▸ TASK DIRECTIONS: Below is a set of records; restate each one word for word.

▸ DATASET CONTENT:
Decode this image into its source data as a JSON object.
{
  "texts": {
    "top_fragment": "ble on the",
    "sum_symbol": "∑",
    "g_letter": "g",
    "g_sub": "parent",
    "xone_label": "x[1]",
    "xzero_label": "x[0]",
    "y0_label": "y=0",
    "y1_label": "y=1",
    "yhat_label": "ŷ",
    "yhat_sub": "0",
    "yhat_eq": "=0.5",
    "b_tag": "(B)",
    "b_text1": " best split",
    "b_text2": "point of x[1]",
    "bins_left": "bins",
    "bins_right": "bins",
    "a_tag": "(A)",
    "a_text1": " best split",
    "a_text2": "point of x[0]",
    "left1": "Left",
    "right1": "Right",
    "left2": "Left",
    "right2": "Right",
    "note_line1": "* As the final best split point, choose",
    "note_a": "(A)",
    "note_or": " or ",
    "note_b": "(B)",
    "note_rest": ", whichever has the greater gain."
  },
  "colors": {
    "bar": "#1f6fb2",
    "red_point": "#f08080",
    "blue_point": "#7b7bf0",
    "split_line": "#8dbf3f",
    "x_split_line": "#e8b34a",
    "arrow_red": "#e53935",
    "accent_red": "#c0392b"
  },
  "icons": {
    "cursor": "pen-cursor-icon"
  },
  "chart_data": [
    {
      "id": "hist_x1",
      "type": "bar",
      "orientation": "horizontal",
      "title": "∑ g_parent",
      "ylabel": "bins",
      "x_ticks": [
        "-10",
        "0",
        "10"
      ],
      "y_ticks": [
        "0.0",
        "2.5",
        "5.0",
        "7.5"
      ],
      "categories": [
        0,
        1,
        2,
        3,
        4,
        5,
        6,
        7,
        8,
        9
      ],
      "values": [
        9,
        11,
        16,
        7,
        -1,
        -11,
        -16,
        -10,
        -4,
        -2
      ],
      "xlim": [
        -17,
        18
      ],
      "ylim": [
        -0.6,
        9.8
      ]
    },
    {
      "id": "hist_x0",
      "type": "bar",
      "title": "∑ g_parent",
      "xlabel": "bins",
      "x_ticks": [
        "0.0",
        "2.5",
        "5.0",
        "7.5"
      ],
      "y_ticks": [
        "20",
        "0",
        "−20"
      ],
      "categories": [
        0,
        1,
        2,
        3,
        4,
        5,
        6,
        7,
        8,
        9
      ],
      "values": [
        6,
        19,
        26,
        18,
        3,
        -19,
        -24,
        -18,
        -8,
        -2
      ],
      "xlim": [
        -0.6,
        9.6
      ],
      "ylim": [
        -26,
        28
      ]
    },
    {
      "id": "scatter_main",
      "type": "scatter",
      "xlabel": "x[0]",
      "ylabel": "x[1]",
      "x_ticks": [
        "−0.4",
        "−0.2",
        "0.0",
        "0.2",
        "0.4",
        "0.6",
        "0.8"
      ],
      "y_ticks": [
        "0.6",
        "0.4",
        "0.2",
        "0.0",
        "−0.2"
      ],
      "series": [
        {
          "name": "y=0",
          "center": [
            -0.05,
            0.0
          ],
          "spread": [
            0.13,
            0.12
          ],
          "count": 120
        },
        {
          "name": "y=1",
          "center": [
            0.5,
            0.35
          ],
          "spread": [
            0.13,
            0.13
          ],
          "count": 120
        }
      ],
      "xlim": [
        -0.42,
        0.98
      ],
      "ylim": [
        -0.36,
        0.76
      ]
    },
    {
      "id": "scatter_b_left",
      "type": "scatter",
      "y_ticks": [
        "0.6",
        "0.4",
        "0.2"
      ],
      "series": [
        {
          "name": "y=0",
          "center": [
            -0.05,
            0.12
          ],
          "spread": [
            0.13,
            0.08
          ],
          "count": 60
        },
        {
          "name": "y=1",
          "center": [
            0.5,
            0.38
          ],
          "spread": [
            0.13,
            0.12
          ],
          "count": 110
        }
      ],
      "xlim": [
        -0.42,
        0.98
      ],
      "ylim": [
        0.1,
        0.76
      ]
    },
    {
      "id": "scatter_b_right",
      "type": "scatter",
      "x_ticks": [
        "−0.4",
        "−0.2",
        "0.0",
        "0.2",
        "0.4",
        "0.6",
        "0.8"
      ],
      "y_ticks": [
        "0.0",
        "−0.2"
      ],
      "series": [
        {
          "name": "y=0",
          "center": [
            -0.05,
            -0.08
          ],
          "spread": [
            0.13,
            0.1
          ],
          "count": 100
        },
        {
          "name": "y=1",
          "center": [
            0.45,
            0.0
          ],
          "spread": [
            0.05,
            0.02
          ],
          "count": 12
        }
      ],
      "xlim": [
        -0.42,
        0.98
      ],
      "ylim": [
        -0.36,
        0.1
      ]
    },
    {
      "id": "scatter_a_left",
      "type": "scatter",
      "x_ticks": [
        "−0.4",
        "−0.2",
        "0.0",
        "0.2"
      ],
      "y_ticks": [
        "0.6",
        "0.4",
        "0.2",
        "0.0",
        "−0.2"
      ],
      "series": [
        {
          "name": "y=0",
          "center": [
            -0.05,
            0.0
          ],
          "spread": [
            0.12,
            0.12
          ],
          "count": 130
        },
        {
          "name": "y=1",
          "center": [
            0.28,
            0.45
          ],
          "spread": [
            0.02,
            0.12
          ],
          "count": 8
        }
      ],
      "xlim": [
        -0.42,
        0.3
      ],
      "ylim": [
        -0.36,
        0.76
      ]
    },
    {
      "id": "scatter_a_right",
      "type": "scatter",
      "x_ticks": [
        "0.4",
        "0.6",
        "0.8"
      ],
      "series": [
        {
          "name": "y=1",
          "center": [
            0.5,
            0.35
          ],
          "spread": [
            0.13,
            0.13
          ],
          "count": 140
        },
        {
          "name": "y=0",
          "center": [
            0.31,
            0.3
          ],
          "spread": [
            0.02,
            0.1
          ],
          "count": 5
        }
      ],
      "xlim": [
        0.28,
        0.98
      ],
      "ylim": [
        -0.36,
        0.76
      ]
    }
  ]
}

▸ ANSWER TO THE TASK:
Decode this image into its source data as a JSON object.
{
  "texts": {
    "top_fragment": "ble on the",
    "sum_symbol": "∑",
    "g_letter": "g",
    "g_sub": "parent",
    "xone_label": "x[1]",
    "xzero_label": "x[0]",
    "y0_label": "y=0",
    "y1_label": "y=1",
    "yhat_label": "ŷ",
    "yhat_sub": "0",
    "yhat_eq": "=0.5",
    "b_tag": "(B)",
    "b_text1": " best split",
    "b_text2": "point of x[1]",
    "bins_left": "bins",
    "bins_right": "bins",
    "a_tag": "(A)",
    "a_text1": " best split",
    "a_text2": "point of x[0]",
    "left1": "Left",
    "right1": "Right",
    "left2": "Left",
    "right2": "Right",
    "note_line1": "* As the final best split point, choose",
    "note_a": "(A)",
    "note_or": " or ",
    "note_b": "(B)",
    "note_rest": ", whichever has the greater gain."
  },
  "colors": {
    "bar": "#1f6fb2",
    "red_point": "#f08080",
    "blue_point": "#7b7bf0",
    "split_line": "#8dbf3f",
    "x_split_line": "#e8b34a",
    "arrow_red": "#e53935",
    "accent_red": "#c0392b"
  },
  "icons": {
    "cursor": "pen-cursor-icon"
  },
  "chart_data": [
    {
      "id": "hist_x1",
      "type": "bar",
      "orientation": "horizontal",
      "title": "∑ g_parent",
      "ylabel": "bins",
      "x_ticks": [
        "-10",
        "0",
        "10"
      ],
      "y_ticks": [
        "0.0",
        "2.5",
        "5.0",
        "7.5"
      ],
      "categories": [
        0,
        1,
        2,
        3,
        4,
        5,
        6,
        7,
        8,
        9
      ],
      "values": [
        9,
        11,
        16,
        7,
        -1,
        -11,
        -16,
        -10,
        -4,
        -2
      ],
      "xlim": [
        -17,
        18
      ],
      "ylim": [
        -0.6,
        9.8
      ]
    },
    {
      "id": "hist_x0",
      "type": "bar",
      "title": "∑ g_parent",
      "xlabel": "bins",
      "x_ticks": [
        "0.0",
        "2.5",
        "5.0",
        "7.5"
      ],
      "y_ticks": [
        "20",
        "0",
        "−20"
      ],
      "categories": [
        0,
        1,
        2,
        3,
        4,
        5,
        6,
        7,
        8,
        9
      ],
      "values": [
        6,
        19,
        26,
        18,
        3,
        -19,
        -24,
        -18,
        -8,
        -2
      ],
      "xlim": [
        -0.6,
        9.6
      ],
      "ylim": [
        -26,
        28
      ]
    },
    {
      "id": "scatter_main",
      "type": "scatter",
      "xlabel": "x[0]",
      "ylabel": "x[1]",
      "x_ticks": [
        "−0.4",
        "−0.2",
        "0.0",
        "0.2",
        "0.4",
        "0.6",
        "0.8"
      ],
      "y_ticks": [
        "0.6",
        "0.4",
        "0.2",
        "0.0",
        "−0.2"
      ],
      "series": [
        {
          "name": "y=0",
          "center": [
            -0.05,
            0.0
          ],
          "spread": [
            0.13,
            0.12
          ],
          "count": 120
        },
        {
          "name": "y=1",
          "center": [
            0.5,
            0.35
          ],
          "spread": [
            0.13,
            0.13
          ],
          "count": 120
        }
      ],
      "xlim": [
        -0.42,
        0.98
      ],
      "ylim": [
        -0.36,
        0.76
      ]
    },
    {
      "id": "scatter_b_left",
      "type": "scatter",
      "y_ticks": [
        "0.6",
        "0.4",
        "0.2"
      ],
      "series": [
        {
          "name": "y=0",
          "center": [
            -0.05,
            0.12
          ],
          "spread": [
            0.13,
            0.08
          ],
          "count": 60
        },
        {
          "name": "y=1",
          "center": [
            0.5,
            0.38
          ],
          "spread": [
            0.13,
            0.12
          ],
          "count": 110
        }
      ],
      "xlim": [
        -0.42,
        0.98
      ],
      "ylim": [
        0.1,
        0.76
      ]
    },
    {
      "id": "scatter_b_right",
      "type": "scatter",
      "x_ticks": [
        "−0.4",
        "−0.2",
        "0.0",
        "0.2",
        "0.4",
        "0.6",
        "0.8"
      ],
      "y_ticks": [
        "0.0",
        "−0.2"
      ],
      "series": [
        {
          "name": "y=0",
          "center": [
            -0.05,
            -0.08
          ],
          "spread": [
            0.13,
            0.1
          ],
          "count": 100
        },
        {
          "name": "y=1",
          "center": [
            0.45,
            0.0
          ],
          "spread": [
            0.05,
            0.02
          ],
          "count": 12
        }
      ],
      "xlim": [
        -0.42,
        0.98
      ],
      "ylim": [
        -0.36,
        0.1
      ]
    },
    {
      "id": "scatter_a_left",
      "type": "scatter",
      "x_ticks": [
        "−0.4",
        "−0.2",
        "0.0",
        "0.2"
      ],
      "y_ticks": [
        "0.6",
        "0.4",
        "0.2",
        "0.0",
        "−0.2"
      ],
      "series": [
        {
          "name": "y=0",
          "center": [
            -0.05,
            0.0
          ],
          "spread": [
            0.12,
            0.12
          ],
          "count": 130
        },
        {
          "name": "y=1",
          "center": [
            0.28,
            0.45
          ],
          "spread": [
            0.02,
            0.12
          ],
          "count": 8
        }
      ],
      "xlim": [
        -0.42,
        0.3
      ],
      "ylim": [
        -0.36,
        0.76
      ]
    },
    {
      "id": "scatter_a_right",
      "type": "scatter",
      "x_ticks": [
        "0.4",
        "0.6",
        "0.8"
      ],
      "series": [
        {
          "name": "y=1",
          "center": [
            0.5,
            0.35
          ],
          "spread": [
            0.13,
            0.13
          ],
          "count": 140
        },
        {
          "name": "y=0",
          "center": [
            0.31,
            0.3
          ],
          "spread": [
            0.02,
            0.1
          ],
          "count": 5
        }
      ],
      "xlim": [
        0.28,
        0.98
      ],
      "ylim": [
        -0.36,
        0.76
      ]
    }
  ]
}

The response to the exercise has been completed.